(Stored records)
....

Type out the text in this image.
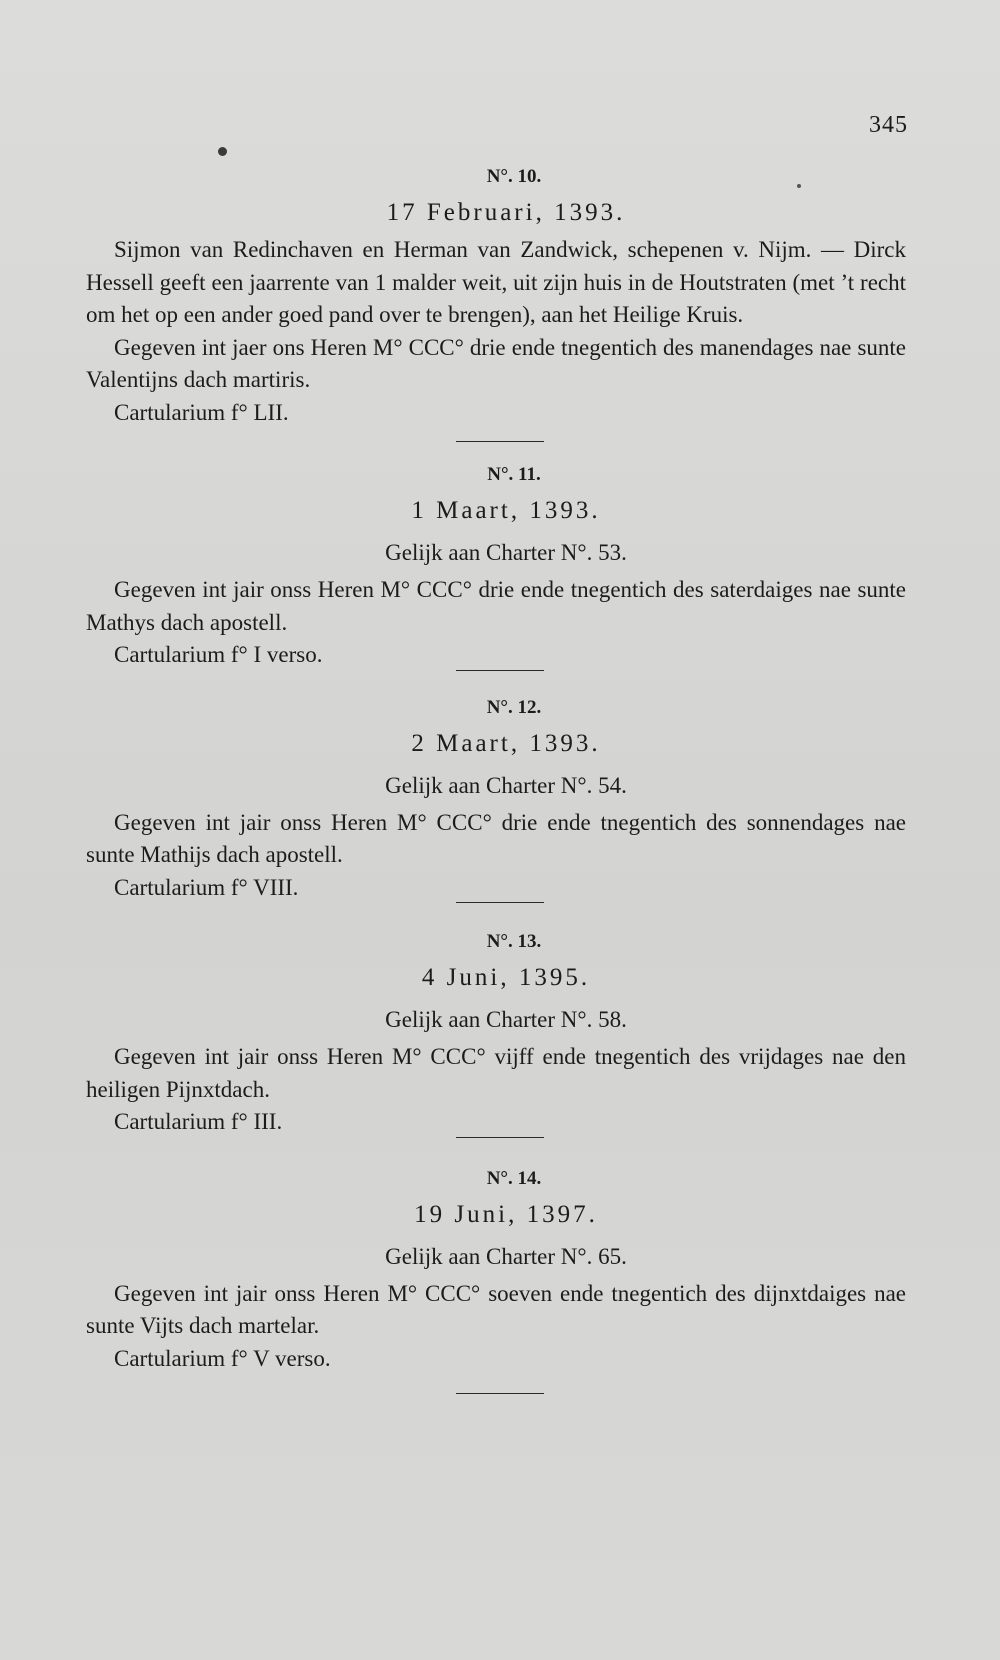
345
N°. 10.
17 Februari, 1393.

Sijmon van Redinchaven en Herman van Zandwick, schepenen v. Nijm. — Dirck Hessell geeft een jaarrente van 1 malder weit, uit zijn huis in de Houtstraten (met ’t recht om het op een ander goed pand over te brengen), aan het Heilige Kruis.

Gegeven int jaer ons Heren M° CCC° drie ende tnegentich des manendages nae sunte Valentijns dach martiris.

Cartularium f° LII.

N°. 11.
1 Maart, 1393.
Gelijk aan Charter N°. 53.

Gegeven int jair onss Heren M° CCC° drie ende tnegentich des saterdaiges nae sunte Mathys dach apostell.

Cartularium f° I verso.

N°. 12.
2 Maart, 1393.
Gelijk aan Charter N°. 54.

Gegeven int jair onss Heren M° CCC° drie ende tnegentich des sonnendages nae sunte Mathijs dach apostell.

Cartularium f° VIII.

N°. 13.
4 Juni, 1395.
Gelijk aan Charter N°. 58.

Gegeven int jair onss Heren M° CCC° vijff ende tnegentich des vrijdages nae den heiligen Pijnxtdach.

Cartularium f° III.

N°. 14.
19 Juni, 1397.
Gelijk aan Charter N°. 65.

Gegeven int jair onss Heren M° CCC° soeven ende tnegentich des dijnxtdaiges nae sunte Vijts dach martelar.

Cartularium f° V verso.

....

→ **Stated task**
Each entry should be repeated exactly as it appears; the pictures stay out.

→ **Written answer**
Type out the text in this image.
345
N°. 10.
17 Februari, 1393.

Sijmon van Redinchaven en Herman van Zandwick, schepenen v. Nijm. — Dirck Hessell geeft een jaarrente van 1 malder weit, uit zijn huis in de Houtstraten (met ’t recht om het op een ander goed pand over te brengen), aan het Heilige Kruis.

Gegeven int jaer ons Heren M° CCC° drie ende tnegentich des manendages nae sunte Valentijns dach martiris.

Cartularium f° LII.

N°. 11.
1 Maart, 1393.
Gelijk aan Charter N°. 53.

Gegeven int jair onss Heren M° CCC° drie ende tnegentich des saterdaiges nae sunte Mathys dach apostell.

Cartularium f° I verso.

N°. 12.
2 Maart, 1393.
Gelijk aan Charter N°. 54.

Gegeven int jair onss Heren M° CCC° drie ende tnegentich des sonnendages nae sunte Mathijs dach apostell.

Cartularium f° VIII.

N°. 13.
4 Juni, 1395.
Gelijk aan Charter N°. 58.

Gegeven int jair onss Heren M° CCC° vijff ende tnegentich des vrijdages nae den heiligen Pijnxtdach.

Cartularium f° III.

N°. 14.
19 Juni, 1397.
Gelijk aan Charter N°. 65.

Gegeven int jair onss Heren M° CCC° soeven ende tnegentich des dijnxtdaiges nae sunte Vijts dach martelar.

Cartularium f° V verso.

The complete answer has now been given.